▸ SUPPLIED TEXT
##########

Identification of the Intracellular Na+ Sensor in Slo2.1 Potassium Channels [Molecular Biophysics]

April 22nd, 2015 by Thomson, S. J., Angela, H., Sanguinetti, M. C.

Slo2 potassium channels have a very low open probability under normal physiological conditions, but are readily activated in response to an elevated [Na+]i (e.g., during ischemia). An intracellular Na+ coordination motif (DxR/KxxH) was previously identified in Kir3.2, Kir3.4, Kir5.1 and Slo2.2 channel subunits. Based loosely on this sequence, we identified five potential Na+ coordination motifs in the C terminus of the Slo2.1 subunit. The Asp residue in each sequence was substituted with Arg and single mutant channels were heterologously expressed in Xenopus oocytes. The Na+-sensitivity of each of mutant channels was assessed by voltage clamp of oocytes using micropipettes filled with 2M NaCl. Wild-type channels and four of the mutant Slo2.1 channels were rapidly activated by leakage of NaCl solution into the cytoplasm. D757R Slo2.1 channels were not activated by NaCl, but were activated by the fenamate niflumic acid, confirming their functional expression. In whole cell voltage clamp recordings of HEK293 cells, wild-type but not D757R Slo2.1 channels were activated by a [NaCl]i of 70 mM. Thus, a single Asp residue can account for the sensitivity of Slo2.1 channels to intracellular Na+. In excised inside-out macropatches of HEK293 cells, activation of wild-type Slo2.1 currents by 3 mM niflumic acid was 14-fold greater than activation achieved by increasing [NaCl]i from 3 to 100 mM. Thus, relative to fenamates, intracellular Na+ is a poor activator of Slo2.1.

##########

▸ EXERCISE REQUIREMENTS
• 1. Reproduce the passage of the Slo2.1 abstract starting at "Identification of the" and ending at "Sanguinetti, M. C.", substituting "SLO2.1" for each "Slo2.1".
• 2. According to the Slo2.1 abstract, how much greater was the activation of wild-type Slo2.1 currents by 3 mM niflumic acid than the activation produced by raising [NaCl]i from 3 to 100 mM?
• 3. Translate this sentence from the Slo2.1 abstract into Spanish: "Thus, a single Asp residue can account for the sensitivity of Slo2.1 channels to intracellular Na+."
The rows after the Slo2.1 abstract are not needed.

##########

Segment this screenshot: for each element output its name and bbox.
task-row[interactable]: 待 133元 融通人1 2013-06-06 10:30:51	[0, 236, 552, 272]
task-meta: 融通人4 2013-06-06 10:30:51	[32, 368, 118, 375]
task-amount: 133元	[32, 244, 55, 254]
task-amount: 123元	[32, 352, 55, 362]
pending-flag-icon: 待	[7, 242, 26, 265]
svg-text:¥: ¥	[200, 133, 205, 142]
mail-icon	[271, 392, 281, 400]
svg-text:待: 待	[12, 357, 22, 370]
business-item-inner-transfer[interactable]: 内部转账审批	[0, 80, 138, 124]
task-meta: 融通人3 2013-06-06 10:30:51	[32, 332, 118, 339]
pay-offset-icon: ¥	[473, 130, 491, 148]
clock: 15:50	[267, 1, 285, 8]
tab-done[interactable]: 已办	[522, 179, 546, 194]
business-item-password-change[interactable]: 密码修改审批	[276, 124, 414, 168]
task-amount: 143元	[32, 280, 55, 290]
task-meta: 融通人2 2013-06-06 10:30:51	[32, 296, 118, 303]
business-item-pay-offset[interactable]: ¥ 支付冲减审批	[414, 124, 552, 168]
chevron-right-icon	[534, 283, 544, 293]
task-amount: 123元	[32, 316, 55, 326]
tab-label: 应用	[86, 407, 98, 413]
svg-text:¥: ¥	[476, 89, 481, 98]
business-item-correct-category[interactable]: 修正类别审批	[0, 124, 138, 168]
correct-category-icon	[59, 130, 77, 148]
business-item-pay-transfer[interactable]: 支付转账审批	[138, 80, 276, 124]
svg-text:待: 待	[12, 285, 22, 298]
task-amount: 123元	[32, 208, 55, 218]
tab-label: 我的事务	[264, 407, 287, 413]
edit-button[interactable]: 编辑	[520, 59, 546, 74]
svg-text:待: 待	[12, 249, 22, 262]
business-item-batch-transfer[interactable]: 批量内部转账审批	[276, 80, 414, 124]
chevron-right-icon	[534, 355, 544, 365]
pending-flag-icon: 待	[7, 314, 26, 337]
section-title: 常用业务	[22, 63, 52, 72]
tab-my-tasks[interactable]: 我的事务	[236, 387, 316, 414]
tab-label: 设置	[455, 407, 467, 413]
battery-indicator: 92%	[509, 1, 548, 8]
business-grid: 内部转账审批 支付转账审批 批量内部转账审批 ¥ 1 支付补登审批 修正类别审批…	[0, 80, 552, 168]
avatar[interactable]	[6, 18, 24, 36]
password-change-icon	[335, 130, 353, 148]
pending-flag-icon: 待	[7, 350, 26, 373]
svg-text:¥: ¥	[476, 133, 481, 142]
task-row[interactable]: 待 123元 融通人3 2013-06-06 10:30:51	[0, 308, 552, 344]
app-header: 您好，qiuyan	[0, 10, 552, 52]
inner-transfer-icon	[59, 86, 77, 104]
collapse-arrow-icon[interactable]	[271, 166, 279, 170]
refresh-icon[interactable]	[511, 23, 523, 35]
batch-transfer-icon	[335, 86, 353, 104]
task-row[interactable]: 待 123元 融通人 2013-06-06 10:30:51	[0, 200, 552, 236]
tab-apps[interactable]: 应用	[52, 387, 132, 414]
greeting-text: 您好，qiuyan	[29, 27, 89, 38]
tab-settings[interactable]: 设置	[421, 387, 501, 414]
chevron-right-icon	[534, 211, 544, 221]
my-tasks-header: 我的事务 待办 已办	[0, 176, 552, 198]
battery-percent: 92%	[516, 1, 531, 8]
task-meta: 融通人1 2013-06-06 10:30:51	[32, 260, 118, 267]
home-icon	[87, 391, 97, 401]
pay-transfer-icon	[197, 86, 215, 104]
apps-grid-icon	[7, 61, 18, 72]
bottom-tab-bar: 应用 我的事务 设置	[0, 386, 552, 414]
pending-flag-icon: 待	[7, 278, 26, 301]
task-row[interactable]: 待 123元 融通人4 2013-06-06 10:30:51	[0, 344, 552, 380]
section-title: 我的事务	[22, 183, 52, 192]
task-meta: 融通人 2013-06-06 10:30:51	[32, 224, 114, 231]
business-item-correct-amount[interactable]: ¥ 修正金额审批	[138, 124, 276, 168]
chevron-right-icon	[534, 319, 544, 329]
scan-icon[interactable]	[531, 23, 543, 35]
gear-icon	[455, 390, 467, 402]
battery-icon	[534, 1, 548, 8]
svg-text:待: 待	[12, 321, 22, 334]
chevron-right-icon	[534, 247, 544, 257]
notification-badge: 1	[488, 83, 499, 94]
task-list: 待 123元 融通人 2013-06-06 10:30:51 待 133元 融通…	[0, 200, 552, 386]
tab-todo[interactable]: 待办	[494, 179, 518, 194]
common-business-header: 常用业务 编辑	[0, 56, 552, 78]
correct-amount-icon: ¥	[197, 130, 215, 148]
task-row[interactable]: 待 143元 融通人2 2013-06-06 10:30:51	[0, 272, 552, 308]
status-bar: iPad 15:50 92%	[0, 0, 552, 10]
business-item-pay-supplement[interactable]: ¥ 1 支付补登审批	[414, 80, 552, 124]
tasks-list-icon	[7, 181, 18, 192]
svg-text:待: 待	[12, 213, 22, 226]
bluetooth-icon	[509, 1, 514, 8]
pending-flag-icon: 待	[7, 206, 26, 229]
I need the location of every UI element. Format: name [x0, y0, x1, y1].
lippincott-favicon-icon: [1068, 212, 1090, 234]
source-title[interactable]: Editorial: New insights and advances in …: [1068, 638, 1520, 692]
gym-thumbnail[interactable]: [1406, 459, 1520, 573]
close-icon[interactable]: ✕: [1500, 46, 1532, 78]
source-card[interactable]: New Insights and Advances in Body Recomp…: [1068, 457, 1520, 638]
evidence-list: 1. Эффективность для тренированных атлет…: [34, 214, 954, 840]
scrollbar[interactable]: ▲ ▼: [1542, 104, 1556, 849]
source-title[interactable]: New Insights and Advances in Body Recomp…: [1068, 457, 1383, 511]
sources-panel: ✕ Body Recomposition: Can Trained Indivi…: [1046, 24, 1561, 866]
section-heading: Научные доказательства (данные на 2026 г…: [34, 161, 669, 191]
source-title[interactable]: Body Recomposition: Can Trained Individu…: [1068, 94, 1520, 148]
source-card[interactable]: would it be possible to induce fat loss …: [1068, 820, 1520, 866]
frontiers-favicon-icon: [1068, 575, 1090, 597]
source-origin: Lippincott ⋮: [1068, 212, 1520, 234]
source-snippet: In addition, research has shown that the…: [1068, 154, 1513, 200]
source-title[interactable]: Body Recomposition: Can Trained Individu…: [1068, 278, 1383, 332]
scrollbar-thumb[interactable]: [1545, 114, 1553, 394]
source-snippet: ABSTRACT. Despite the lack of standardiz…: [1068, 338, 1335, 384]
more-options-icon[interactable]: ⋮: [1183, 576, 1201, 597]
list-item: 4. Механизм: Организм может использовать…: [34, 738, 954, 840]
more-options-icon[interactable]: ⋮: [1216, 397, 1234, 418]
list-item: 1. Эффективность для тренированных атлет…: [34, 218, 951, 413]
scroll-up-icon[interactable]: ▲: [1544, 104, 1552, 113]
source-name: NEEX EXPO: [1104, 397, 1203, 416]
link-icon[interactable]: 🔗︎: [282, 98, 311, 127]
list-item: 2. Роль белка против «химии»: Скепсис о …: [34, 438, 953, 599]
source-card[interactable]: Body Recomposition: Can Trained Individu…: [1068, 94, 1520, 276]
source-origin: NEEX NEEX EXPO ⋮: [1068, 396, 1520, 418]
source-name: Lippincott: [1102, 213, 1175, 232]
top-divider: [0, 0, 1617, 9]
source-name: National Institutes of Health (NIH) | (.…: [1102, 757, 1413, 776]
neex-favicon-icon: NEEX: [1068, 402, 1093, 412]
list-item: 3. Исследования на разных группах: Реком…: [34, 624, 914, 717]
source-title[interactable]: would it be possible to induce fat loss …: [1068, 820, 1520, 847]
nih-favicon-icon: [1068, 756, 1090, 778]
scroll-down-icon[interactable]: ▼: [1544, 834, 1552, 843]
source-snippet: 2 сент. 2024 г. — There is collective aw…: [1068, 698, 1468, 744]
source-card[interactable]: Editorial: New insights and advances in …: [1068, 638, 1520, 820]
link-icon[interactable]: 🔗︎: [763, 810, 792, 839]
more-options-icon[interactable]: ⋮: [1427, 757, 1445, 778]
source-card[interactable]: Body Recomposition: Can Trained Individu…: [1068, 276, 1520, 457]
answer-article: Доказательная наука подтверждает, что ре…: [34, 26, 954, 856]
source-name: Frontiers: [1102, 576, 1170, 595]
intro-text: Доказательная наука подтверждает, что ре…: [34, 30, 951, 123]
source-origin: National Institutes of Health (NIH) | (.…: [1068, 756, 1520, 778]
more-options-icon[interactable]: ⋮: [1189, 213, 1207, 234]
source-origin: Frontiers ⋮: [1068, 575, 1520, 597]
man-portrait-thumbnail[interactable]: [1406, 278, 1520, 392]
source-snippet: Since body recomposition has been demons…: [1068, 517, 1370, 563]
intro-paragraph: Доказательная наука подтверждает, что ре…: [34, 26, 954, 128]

##########

▸ ANSWERS BY ITEM
• 1.
Identification of the Intracellular Na+ Sensor in SLO2.1 Potassium Channels [Molecular Biophysics]

April 22nd, 2015 by Thomson, S. J., Angela, H., Sanguinetti, M. C.

• 2. It was 14-fold greater.

• 3. Por lo tanto, un solo residuo de Asp puede explicar la sensibilidad de los canales Slo2.1 al Na+ intracelular.